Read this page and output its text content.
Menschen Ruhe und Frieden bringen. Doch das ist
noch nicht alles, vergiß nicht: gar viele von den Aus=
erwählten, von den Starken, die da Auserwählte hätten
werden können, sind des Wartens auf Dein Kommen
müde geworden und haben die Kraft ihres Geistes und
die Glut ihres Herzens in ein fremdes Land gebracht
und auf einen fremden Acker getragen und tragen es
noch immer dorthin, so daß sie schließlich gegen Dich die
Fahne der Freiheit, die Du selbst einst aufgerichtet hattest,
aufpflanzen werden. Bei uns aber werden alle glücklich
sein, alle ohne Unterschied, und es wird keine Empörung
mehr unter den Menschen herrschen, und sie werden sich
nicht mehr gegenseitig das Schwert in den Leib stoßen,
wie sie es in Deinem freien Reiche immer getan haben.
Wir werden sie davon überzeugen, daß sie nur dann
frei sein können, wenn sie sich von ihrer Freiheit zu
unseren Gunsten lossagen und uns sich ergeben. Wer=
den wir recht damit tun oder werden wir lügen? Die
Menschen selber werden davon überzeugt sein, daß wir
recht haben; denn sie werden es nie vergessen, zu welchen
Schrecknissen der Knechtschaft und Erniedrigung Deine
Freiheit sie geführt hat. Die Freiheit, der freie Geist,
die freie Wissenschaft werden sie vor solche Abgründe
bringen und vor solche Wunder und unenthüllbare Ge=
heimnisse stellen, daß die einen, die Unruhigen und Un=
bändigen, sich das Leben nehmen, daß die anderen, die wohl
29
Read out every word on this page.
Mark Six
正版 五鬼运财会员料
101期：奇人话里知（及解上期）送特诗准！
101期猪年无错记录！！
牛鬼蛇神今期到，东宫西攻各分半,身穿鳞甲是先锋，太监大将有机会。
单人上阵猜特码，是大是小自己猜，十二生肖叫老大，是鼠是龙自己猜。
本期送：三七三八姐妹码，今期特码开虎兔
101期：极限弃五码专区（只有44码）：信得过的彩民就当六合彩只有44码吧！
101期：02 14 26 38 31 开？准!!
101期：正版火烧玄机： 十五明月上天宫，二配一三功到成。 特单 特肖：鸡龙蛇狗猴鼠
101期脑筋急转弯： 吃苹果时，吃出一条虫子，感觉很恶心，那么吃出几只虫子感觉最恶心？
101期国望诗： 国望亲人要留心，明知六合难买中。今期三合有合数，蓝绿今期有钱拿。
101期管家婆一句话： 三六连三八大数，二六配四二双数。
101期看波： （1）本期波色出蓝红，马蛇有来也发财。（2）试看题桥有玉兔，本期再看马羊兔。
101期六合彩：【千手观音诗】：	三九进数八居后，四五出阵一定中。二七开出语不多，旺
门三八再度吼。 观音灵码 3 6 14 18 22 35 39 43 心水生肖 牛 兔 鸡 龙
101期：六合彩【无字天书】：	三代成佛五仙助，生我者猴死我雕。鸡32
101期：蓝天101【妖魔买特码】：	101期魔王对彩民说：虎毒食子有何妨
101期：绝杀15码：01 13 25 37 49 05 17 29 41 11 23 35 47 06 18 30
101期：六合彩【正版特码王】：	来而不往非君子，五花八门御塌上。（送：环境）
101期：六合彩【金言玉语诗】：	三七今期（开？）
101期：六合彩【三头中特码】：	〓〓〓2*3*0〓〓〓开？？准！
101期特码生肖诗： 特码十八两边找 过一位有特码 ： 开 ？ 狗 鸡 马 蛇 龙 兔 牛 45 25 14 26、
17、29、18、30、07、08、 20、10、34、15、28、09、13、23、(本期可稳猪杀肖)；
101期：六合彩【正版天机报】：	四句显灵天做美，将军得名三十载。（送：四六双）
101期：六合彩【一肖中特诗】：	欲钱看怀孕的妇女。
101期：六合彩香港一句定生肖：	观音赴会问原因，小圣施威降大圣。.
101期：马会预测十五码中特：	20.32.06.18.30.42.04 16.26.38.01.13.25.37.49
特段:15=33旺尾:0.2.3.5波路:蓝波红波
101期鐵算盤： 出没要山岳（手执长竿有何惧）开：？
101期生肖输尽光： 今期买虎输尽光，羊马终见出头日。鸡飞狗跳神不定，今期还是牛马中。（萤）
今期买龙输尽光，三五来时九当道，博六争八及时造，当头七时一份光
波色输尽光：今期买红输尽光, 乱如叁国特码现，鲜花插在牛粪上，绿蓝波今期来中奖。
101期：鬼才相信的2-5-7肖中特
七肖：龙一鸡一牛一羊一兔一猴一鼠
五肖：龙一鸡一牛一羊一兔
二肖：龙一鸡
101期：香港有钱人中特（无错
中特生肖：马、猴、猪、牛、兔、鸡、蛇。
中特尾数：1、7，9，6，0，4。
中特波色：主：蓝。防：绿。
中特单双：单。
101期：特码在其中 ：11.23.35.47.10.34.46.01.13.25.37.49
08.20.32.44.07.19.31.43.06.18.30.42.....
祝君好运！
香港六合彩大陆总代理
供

SHORT TASK →
Quote all the records exactly, please, leaving none out.

REPLY TO THE TASK →
Read this page and output its text content.
Menschen Ruhe und Frieden bringen. Doch das ist
noch nicht alles, vergiß nicht: gar viele von den Aus=
erwählten, von den Starken, die da Auserwählte hätten
werden können, sind des Wartens auf Dein Kommen
müde geworden und haben die Kraft ihres Geistes und
die Glut ihres Herzens in ein fremdes Land gebracht
und auf einen fremden Acker getragen und tragen es
noch immer dorthin, so daß sie schließlich gegen Dich die
Fahne der Freiheit, die Du selbst einst aufgerichtet hattest,
aufpflanzen werden. Bei uns aber werden alle glücklich
sein, alle ohne Unterschied, und es wird keine Empörung
mehr unter den Menschen herrschen, und sie werden sich
nicht mehr gegenseitig das Schwert in den Leib stoßen,
wie sie es in Deinem freien Reiche immer getan haben.
Wir werden sie davon überzeugen, daß sie nur dann
frei sein können, wenn sie sich von ihrer Freiheit zu
unseren Gunsten lossagen und uns sich ergeben. Wer=
den wir recht damit tun oder werden wir lügen? Die
Menschen selber werden davon überzeugt sein, daß wir
recht haben; denn sie werden es nie vergessen, zu welchen
Schrecknissen der Knechtschaft und Erniedrigung Deine
Freiheit sie geführt hat. Die Freiheit, der freie Geist,
die freie Wissenschaft werden sie vor solche Abgründe
bringen und vor solche Wunder und unenthüllbare Ge=
heimnisse stellen, daß die einen, die Unruhigen und Un=
bändigen, sich das Leben nehmen, daß die anderen, die wohl
29
Read out every word on this page.
Mark Six
正版 五鬼运财会员料
101期：奇人话里知（及解上期）送特诗准！
101期猪年无错记录！！
牛鬼蛇神今期到，东宫西攻各分半,身穿鳞甲是先锋，太监大将有机会。
单人上阵猜特码，是大是小自己猜，十二生肖叫老大，是鼠是龙自己猜。
本期送：三七三八姐妹码，今期特码开虎兔
101期：极限弃五码专区（只有44码）：信得过的彩民就当六合彩只有44码吧！
101期：02 14 26 38 31 开？准!!
101期：正版火烧玄机： 十五明月上天宫，二配一三功到成。 特单 特肖：鸡龙蛇狗猴鼠
101期脑筋急转弯： 吃苹果时，吃出一条虫子，感觉很恶心，那么吃出几只虫子感觉最恶心？
101期国望诗： 国望亲人要留心，明知六合难买中。今期三合有合数，蓝绿今期有钱拿。
101期管家婆一句话： 三六连三八大数，二六配四二双数。
101期看波： （1）本期波色出蓝红，马蛇有来也发财。（2）试看题桥有玉兔，本期再看马羊兔。
101期六合彩：【千手观音诗】：	三九进数八居后，四五出阵一定中。二七开出语不多，旺
门三八再度吼。 观音灵码 3 6 14 18 22 35 39 43 心水生肖 牛 兔 鸡 龙
101期：六合彩【无字天书】：	三代成佛五仙助，生我者猴死我雕。鸡32
101期：蓝天101【妖魔买特码】：	101期魔王对彩民说：虎毒食子有何妨
101期：绝杀15码：01 13 25 37 49 05 17 29 41 11 23 35 47 06 18 30
101期：六合彩【正版特码王】：	来而不往非君子，五花八门御塌上。（送：环境）
101期：六合彩【金言玉语诗】：	三七今期（开？）
101期：六合彩【三头中特码】：	〓〓〓2*3*0〓〓〓开？？准！
101期特码生肖诗： 特码十八两边找 过一位有特码 ： 开 ？ 狗 鸡 马 蛇 龙 兔 牛 45 25 14 26、
17、29、18、30、07、08、 20、10、34、15、28、09、13、23、(本期可稳猪杀肖)；
101期：六合彩【正版天机报】：	四句显灵天做美，将军得名三十载。（送：四六双）
101期：六合彩【一肖中特诗】：	欲钱看怀孕的妇女。
101期：六合彩香港一句定生肖：	观音赴会问原因，小圣施威降大圣。.
101期：马会预测十五码中特：	20.32.06.18.30.42.04 16.26.38.01.13.25.37.49
特段:15=33旺尾:0.2.3.5波路:蓝波红波
101期鐵算盤： 出没要山岳（手执长竿有何惧）开：？
101期生肖输尽光： 今期买虎输尽光，羊马终见出头日。鸡飞狗跳神不定，今期还是牛马中。（萤）
今期买龙输尽光，三五来时九当道，博六争八及时造，当头七时一份光
波色输尽光：今期买红输尽光, 乱如叁国特码现，鲜花插在牛粪上，绿蓝波今期来中奖。
101期：鬼才相信的2-5-7肖中特
七肖：龙一鸡一牛一羊一兔一猴一鼠
五肖：龙一鸡一牛一羊一兔
二肖：龙一鸡
101期：香港有钱人中特（无错
中特生肖：马、猴、猪、牛、兔、鸡、蛇。
中特尾数：1、7，9，6，0，4。
中特波色：主：蓝。防：绿。
中特单双：单。
101期：特码在其中 ：11.23.35.47.10.34.46.01.13.25.37.49
08.20.32.44.07.19.31.43.06.18.30.42.....
祝君好运！
香港六合彩大陆总代理
供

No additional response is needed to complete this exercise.